** START OF Materials provided **
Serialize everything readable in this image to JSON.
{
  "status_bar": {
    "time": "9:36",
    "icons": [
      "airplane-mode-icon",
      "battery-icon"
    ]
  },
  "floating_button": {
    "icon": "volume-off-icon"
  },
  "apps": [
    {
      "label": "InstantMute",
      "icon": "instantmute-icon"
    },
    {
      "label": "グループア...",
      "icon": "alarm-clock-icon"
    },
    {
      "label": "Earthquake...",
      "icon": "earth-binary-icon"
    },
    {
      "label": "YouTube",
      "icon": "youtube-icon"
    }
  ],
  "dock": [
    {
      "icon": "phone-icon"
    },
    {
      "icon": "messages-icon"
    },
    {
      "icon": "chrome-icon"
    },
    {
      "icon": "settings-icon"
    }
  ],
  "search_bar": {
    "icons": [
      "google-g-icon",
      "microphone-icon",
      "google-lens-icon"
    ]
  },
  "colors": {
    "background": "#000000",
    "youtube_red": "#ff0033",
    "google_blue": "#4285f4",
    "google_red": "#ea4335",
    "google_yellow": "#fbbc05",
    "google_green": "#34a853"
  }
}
** END OF Materials provided **
** START OF Materials provided **
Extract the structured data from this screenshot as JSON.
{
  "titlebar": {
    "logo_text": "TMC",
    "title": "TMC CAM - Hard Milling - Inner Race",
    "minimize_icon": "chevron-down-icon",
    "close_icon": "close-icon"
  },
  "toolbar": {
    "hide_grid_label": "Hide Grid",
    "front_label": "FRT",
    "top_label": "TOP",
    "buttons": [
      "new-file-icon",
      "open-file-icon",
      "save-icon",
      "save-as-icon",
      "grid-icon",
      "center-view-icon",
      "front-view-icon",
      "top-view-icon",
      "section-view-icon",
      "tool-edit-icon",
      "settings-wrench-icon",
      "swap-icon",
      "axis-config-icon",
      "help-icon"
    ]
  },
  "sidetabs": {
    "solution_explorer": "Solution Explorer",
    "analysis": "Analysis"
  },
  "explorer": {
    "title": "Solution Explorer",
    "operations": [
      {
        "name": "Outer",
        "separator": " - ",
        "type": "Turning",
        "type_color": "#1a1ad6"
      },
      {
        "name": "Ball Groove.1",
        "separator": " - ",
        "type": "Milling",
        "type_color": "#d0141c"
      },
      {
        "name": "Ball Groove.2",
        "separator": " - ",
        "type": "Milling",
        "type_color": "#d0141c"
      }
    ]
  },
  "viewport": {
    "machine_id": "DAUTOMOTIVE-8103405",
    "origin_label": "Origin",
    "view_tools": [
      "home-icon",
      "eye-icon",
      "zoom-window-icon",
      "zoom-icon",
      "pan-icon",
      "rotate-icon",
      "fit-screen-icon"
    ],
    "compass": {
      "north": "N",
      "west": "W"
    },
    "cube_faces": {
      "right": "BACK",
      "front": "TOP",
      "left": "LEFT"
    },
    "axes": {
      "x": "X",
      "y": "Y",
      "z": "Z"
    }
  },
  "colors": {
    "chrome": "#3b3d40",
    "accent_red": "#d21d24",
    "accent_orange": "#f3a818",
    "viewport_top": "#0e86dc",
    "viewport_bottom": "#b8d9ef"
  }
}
** END OF Materials provided **
** START OF Materials provided **
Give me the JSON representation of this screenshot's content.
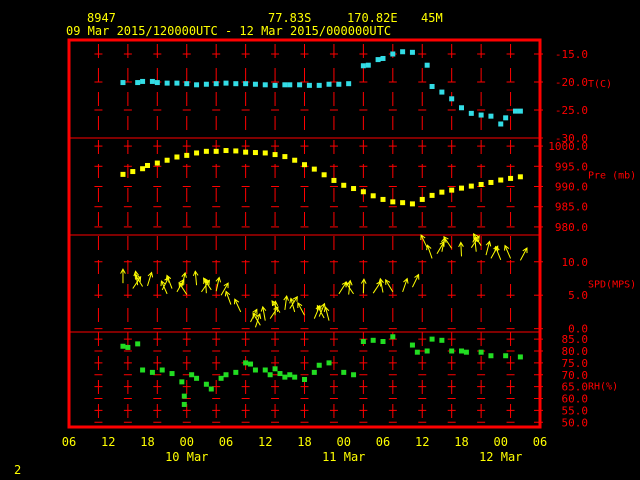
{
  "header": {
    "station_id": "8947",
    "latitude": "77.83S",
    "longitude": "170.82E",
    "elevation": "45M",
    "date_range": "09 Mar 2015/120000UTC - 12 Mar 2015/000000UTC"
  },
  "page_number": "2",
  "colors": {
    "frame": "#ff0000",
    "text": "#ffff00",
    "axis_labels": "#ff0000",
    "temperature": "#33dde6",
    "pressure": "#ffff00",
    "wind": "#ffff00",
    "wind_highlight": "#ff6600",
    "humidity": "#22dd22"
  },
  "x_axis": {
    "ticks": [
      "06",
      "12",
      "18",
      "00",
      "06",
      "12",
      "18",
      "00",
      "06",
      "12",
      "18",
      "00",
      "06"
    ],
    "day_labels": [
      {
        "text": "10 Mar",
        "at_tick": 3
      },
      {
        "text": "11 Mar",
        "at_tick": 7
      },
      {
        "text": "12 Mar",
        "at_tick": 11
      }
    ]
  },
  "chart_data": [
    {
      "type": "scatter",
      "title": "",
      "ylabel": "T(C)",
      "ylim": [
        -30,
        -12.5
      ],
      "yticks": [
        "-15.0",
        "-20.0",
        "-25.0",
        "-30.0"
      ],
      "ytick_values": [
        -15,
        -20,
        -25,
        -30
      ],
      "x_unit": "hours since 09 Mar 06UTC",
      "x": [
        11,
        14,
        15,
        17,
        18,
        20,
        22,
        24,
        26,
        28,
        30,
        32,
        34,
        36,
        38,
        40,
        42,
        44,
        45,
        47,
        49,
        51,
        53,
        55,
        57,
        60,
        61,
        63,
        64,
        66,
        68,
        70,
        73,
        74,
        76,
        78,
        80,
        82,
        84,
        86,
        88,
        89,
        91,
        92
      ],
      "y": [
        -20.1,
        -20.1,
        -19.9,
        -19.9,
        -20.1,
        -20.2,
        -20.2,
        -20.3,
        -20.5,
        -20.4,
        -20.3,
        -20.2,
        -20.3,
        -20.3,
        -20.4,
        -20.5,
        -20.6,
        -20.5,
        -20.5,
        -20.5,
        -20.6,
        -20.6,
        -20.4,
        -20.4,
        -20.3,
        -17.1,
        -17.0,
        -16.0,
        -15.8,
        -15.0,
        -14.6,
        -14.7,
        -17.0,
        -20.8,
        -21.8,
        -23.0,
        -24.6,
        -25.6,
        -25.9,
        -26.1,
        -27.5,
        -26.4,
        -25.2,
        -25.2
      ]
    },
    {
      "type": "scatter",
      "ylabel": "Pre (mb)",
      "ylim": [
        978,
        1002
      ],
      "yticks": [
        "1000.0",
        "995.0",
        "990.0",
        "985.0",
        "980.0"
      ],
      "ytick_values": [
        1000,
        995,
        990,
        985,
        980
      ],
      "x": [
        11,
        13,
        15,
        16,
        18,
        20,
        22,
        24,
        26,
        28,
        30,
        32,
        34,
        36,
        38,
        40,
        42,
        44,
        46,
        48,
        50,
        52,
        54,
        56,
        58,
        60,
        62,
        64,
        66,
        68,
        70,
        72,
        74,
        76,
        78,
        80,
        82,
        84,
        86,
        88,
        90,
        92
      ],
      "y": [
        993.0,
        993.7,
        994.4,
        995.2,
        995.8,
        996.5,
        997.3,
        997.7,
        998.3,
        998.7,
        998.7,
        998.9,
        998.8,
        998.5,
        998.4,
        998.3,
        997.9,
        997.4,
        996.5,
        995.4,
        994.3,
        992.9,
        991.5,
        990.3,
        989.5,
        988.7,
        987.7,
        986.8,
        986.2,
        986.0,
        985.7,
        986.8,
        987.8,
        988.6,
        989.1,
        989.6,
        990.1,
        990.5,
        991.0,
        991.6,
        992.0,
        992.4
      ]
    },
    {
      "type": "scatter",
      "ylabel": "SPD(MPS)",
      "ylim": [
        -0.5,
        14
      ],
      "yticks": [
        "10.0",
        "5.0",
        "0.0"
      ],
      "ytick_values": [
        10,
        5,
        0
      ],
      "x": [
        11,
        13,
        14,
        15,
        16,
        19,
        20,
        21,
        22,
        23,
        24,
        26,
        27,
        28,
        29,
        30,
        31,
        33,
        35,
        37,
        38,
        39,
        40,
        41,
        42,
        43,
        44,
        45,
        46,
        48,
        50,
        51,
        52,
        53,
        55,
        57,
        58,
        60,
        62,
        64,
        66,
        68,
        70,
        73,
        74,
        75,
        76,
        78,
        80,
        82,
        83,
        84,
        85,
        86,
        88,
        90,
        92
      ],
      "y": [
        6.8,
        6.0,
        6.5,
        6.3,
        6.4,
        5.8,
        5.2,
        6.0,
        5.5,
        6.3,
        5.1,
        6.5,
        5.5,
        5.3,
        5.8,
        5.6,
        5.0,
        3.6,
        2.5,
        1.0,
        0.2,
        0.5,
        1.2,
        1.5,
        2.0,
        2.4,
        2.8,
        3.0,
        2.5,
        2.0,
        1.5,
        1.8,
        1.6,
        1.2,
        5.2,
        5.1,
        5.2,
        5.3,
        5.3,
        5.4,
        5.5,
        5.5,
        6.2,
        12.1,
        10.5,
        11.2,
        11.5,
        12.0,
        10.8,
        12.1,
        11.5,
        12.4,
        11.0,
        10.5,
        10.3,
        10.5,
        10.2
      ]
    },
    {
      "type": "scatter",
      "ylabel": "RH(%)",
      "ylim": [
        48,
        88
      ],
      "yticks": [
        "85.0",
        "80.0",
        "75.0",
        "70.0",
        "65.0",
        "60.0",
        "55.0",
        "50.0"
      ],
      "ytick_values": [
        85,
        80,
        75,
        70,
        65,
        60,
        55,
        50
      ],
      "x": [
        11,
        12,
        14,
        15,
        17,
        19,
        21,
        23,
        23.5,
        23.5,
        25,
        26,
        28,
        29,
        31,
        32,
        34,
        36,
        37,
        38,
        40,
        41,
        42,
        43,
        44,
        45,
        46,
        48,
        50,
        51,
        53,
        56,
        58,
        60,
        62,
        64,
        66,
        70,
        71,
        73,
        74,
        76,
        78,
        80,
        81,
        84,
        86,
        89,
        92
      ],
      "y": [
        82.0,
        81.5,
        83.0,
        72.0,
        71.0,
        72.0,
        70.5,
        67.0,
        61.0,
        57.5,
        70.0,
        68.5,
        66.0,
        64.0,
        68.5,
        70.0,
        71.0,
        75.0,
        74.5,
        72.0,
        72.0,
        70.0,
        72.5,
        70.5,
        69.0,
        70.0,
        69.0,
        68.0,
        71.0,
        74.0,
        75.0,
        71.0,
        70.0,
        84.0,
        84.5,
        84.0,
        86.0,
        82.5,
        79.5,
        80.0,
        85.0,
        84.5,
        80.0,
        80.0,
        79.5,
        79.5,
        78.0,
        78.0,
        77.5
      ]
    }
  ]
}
** END OF Materials provided **
» **What you have to do**
Nothing but a number is needed here: how many lines hold the string "name"?

» **Expected answer**
3